Begin MATERIAL SUPPLIED

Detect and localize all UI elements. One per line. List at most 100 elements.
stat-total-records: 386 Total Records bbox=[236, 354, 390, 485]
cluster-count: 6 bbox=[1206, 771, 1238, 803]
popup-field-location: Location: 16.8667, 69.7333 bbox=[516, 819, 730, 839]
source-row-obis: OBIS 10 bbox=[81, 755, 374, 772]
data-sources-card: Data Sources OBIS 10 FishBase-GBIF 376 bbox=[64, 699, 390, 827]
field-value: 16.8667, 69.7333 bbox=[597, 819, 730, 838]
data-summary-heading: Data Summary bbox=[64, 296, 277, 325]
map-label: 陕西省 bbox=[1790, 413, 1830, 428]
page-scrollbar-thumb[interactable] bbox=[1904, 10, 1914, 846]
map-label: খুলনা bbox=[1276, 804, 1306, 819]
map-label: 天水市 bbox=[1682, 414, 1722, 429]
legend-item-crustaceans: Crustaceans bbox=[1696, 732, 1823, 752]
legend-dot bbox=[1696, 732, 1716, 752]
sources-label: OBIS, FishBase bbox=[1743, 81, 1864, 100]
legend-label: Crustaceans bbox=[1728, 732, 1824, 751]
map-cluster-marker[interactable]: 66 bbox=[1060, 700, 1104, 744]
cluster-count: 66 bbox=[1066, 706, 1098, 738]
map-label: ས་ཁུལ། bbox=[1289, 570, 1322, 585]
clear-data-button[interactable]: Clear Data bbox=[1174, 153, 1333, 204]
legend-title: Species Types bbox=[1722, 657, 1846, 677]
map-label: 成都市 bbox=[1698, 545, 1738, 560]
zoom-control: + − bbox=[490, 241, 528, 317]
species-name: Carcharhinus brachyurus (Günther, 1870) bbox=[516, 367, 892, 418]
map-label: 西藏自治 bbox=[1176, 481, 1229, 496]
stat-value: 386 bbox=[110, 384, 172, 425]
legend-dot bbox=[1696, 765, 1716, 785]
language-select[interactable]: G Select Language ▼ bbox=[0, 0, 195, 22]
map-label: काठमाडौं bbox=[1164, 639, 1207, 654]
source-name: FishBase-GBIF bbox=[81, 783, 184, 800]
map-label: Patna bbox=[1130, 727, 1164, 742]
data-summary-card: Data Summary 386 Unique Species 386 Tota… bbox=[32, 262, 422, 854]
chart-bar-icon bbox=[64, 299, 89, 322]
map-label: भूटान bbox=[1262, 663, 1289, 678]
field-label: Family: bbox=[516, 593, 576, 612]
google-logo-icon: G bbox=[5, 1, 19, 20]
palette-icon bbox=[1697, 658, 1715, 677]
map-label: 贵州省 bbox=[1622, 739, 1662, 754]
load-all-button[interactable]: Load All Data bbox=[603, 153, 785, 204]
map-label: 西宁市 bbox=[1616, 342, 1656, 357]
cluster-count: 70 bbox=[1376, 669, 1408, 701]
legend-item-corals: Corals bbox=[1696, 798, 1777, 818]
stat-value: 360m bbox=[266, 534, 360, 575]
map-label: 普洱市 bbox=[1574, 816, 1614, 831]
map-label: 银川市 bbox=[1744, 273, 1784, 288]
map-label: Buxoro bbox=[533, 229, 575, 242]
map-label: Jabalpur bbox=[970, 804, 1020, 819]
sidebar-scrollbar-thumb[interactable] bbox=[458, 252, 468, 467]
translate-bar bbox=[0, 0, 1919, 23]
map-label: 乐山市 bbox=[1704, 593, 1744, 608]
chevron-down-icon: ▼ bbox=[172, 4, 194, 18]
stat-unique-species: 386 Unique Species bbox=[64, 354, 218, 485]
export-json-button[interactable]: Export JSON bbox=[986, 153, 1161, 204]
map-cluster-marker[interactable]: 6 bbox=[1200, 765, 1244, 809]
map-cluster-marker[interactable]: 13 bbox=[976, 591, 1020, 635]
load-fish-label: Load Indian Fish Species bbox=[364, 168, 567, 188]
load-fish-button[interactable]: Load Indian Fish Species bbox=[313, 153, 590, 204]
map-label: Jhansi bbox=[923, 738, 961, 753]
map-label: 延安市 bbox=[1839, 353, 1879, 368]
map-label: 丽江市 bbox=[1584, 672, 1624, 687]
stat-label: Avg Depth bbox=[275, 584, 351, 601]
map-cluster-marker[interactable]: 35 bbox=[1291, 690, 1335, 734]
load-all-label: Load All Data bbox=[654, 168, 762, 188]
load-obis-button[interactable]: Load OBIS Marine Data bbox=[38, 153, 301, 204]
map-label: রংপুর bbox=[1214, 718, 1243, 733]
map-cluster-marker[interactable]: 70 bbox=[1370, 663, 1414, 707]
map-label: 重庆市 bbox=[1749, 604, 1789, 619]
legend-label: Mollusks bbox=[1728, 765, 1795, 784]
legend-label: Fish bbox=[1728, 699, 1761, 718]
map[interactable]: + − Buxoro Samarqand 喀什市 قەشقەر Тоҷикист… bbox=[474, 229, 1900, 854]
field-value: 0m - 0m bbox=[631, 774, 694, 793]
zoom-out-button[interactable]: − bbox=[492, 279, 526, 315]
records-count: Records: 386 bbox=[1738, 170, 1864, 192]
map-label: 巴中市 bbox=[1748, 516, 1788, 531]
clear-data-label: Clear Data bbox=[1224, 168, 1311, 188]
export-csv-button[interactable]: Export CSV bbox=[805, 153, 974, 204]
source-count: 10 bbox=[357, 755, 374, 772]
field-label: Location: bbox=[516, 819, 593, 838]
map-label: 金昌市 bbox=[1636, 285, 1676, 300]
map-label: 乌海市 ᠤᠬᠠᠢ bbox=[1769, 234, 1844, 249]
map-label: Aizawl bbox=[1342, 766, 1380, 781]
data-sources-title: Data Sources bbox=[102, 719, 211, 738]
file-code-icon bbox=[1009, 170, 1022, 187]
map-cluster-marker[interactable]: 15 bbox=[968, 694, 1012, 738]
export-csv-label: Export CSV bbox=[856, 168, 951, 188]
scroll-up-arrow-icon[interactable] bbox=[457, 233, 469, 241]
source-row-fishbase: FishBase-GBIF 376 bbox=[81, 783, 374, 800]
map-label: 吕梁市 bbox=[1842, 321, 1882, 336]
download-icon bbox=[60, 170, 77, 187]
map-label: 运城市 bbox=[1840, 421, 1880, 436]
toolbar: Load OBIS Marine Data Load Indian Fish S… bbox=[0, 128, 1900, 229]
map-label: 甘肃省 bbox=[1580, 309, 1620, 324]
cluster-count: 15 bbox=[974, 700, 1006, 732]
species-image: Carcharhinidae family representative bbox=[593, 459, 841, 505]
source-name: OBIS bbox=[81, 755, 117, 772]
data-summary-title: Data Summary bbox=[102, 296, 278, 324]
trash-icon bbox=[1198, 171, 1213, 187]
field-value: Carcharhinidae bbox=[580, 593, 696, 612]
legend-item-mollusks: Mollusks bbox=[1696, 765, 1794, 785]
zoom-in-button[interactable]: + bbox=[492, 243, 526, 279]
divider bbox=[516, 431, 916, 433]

End MATERIAL SUPPLIED

WHAT IS BEING ASKED:
Reproduce every line of the material above verbatim, without altering any character.

ANSWER TO THIS EXERCISE:
Detect and localize all UI elements. One per line. List at most 100 elements.
stat-total-records: 386 Total Records bbox=[236, 354, 390, 485]
cluster-count: 6 bbox=[1206, 771, 1238, 803]
popup-field-location: Location: 16.8667, 69.7333 bbox=[516, 819, 730, 839]
source-row-obis: OBIS 10 bbox=[81, 755, 374, 772]
data-sources-card: Data Sources OBIS 10 FishBase-GBIF 376 bbox=[64, 699, 390, 827]
field-value: 16.8667, 69.7333 bbox=[597, 819, 730, 838]
data-summary-heading: Data Summary bbox=[64, 296, 277, 325]
map-label: 陕西省 bbox=[1790, 413, 1830, 428]
page-scrollbar-thumb[interactable] bbox=[1904, 10, 1914, 846]
map-label: খুলনা bbox=[1276, 804, 1306, 819]
map-label: 天水市 bbox=[1682, 414, 1722, 429]
legend-item-crustaceans: Crustaceans bbox=[1696, 732, 1823, 752]
legend-dot bbox=[1696, 732, 1716, 752]
sources-label: OBIS, FishBase bbox=[1743, 81, 1864, 100]
legend-label: Crustaceans bbox=[1728, 732, 1824, 751]
map-cluster-marker[interactable]: 66 bbox=[1060, 700, 1104, 744]
cluster-count: 66 bbox=[1066, 706, 1098, 738]
map-label: ས་ཁུལ། bbox=[1289, 570, 1322, 585]
clear-data-button[interactable]: Clear Data bbox=[1174, 153, 1333, 204]
legend-title: Species Types bbox=[1722, 657, 1846, 677]
map-label: 成都市 bbox=[1698, 545, 1738, 560]
zoom-control: + − bbox=[490, 241, 528, 317]
species-name: Carcharhinus brachyurus (Günther, 1870) bbox=[516, 367, 892, 418]
map-label: 西藏自治 bbox=[1176, 481, 1229, 496]
stat-value: 386 bbox=[110, 384, 172, 425]
legend-dot bbox=[1696, 765, 1716, 785]
language-select[interactable]: G Select Language ▼ bbox=[0, 0, 195, 22]
map-label: काठमाडौं bbox=[1164, 639, 1207, 654]
source-name: FishBase-GBIF bbox=[81, 783, 184, 800]
map-label: Patna bbox=[1130, 727, 1164, 742]
data-summary-card: Data Summary 386 Unique Species 386 Tota… bbox=[32, 262, 422, 854]
chart-bar-icon bbox=[64, 299, 89, 322]
map-label: भूटान bbox=[1262, 663, 1289, 678]
field-label: Family: bbox=[516, 593, 576, 612]
google-logo-icon: G bbox=[5, 1, 19, 20]
palette-icon bbox=[1697, 658, 1715, 677]
map-label: 贵州省 bbox=[1622, 739, 1662, 754]
load-all-button[interactable]: Load All Data bbox=[603, 153, 785, 204]
map-label: 西宁市 bbox=[1616, 342, 1656, 357]
cluster-count: 70 bbox=[1376, 669, 1408, 701]
legend-item-corals: Corals bbox=[1696, 798, 1777, 818]
stat-value: 360m bbox=[266, 534, 360, 575]
map-label: 普洱市 bbox=[1574, 816, 1614, 831]
map-label: 银川市 bbox=[1744, 273, 1784, 288]
map-label: Buxoro bbox=[533, 229, 575, 242]
map-label: Jabalpur bbox=[970, 804, 1020, 819]
sidebar-scrollbar-thumb[interactable] bbox=[458, 252, 468, 467]
translate-bar bbox=[0, 0, 1919, 23]
map-label: 乐山市 bbox=[1704, 593, 1744, 608]
chevron-down-icon: ▼ bbox=[172, 4, 194, 18]
stat-unique-species: 386 Unique Species bbox=[64, 354, 218, 485]
export-json-button[interactable]: Export JSON bbox=[986, 153, 1161, 204]
map-cluster-marker[interactable]: 6 bbox=[1200, 765, 1244, 809]
map-cluster-marker[interactable]: 13 bbox=[976, 591, 1020, 635]
load-fish-label: Load Indian Fish Species bbox=[364, 168, 567, 188]
load-fish-button[interactable]: Load Indian Fish Species bbox=[313, 153, 590, 204]
map-label: Jhansi bbox=[923, 738, 961, 753]
map-label: 延安市 bbox=[1839, 353, 1879, 368]
map-label: 丽江市 bbox=[1584, 672, 1624, 687]
stat-label: Avg Depth bbox=[275, 584, 351, 601]
map-cluster-marker[interactable]: 35 bbox=[1291, 690, 1335, 734]
load-all-label: Load All Data bbox=[654, 168, 762, 188]
load-obis-button[interactable]: Load OBIS Marine Data bbox=[38, 153, 301, 204]
map-label: রংপুর bbox=[1214, 718, 1243, 733]
map-cluster-marker[interactable]: 70 bbox=[1370, 663, 1414, 707]
map-label: 重庆市 bbox=[1749, 604, 1789, 619]
legend-label: Mollusks bbox=[1728, 765, 1795, 784]
legend-label: Fish bbox=[1728, 699, 1761, 718]
map[interactable]: + − Buxoro Samarqand 喀什市 قەشقەر Тоҷикист… bbox=[474, 229, 1900, 854]
field-value: 0m - 0m bbox=[631, 774, 694, 793]
zoom-out-button[interactable]: − bbox=[492, 279, 526, 315]
records-count: Records: 386 bbox=[1738, 170, 1864, 192]
map-label: 巴中市 bbox=[1748, 516, 1788, 531]
clear-data-label: Clear Data bbox=[1224, 168, 1311, 188]
export-csv-button[interactable]: Export CSV bbox=[805, 153, 974, 204]
source-count: 10 bbox=[357, 755, 374, 772]
field-label: Location: bbox=[516, 819, 593, 838]
map-label: 金昌市 bbox=[1636, 285, 1676, 300]
map-label: 乌海市 ᠤᠬᠠᠢ bbox=[1769, 234, 1844, 249]
map-label: Aizawl bbox=[1342, 766, 1380, 781]
data-sources-title: Data Sources bbox=[102, 719, 211, 738]
file-code-icon bbox=[1009, 170, 1022, 187]
map-cluster-marker[interactable]: 15 bbox=[968, 694, 1012, 738]
export-csv-label: Export CSV bbox=[856, 168, 951, 188]
scroll-up-arrow-icon[interactable] bbox=[457, 233, 469, 241]
source-row-fishbase: FishBase-GBIF 376 bbox=[81, 783, 374, 800]
map-label: 吕梁市 bbox=[1842, 321, 1882, 336]
download-icon bbox=[60, 170, 77, 187]
map-label: 运城市 bbox=[1840, 421, 1880, 436]
toolbar: Load OBIS Marine Data Load Indian Fish S… bbox=[0, 128, 1900, 229]
map-label: 甘肃省 bbox=[1580, 309, 1620, 324]
cluster-count: 15 bbox=[974, 700, 1006, 732]
species-image: Carcharhinidae family representative bbox=[593, 459, 841, 505]
source-name: OBIS bbox=[81, 755, 117, 772]
data-summary-title: Data Summary bbox=[102, 296, 278, 324]
trash-icon bbox=[1198, 171, 1213, 187]
field-value: Carcharhinidae bbox=[580, 593, 696, 612]
legend-item-mollusks: Mollusks bbox=[1696, 765, 1794, 785]
zoom-in-button[interactable]: + bbox=[492, 243, 526, 279]
divider bbox=[516, 431, 916, 433]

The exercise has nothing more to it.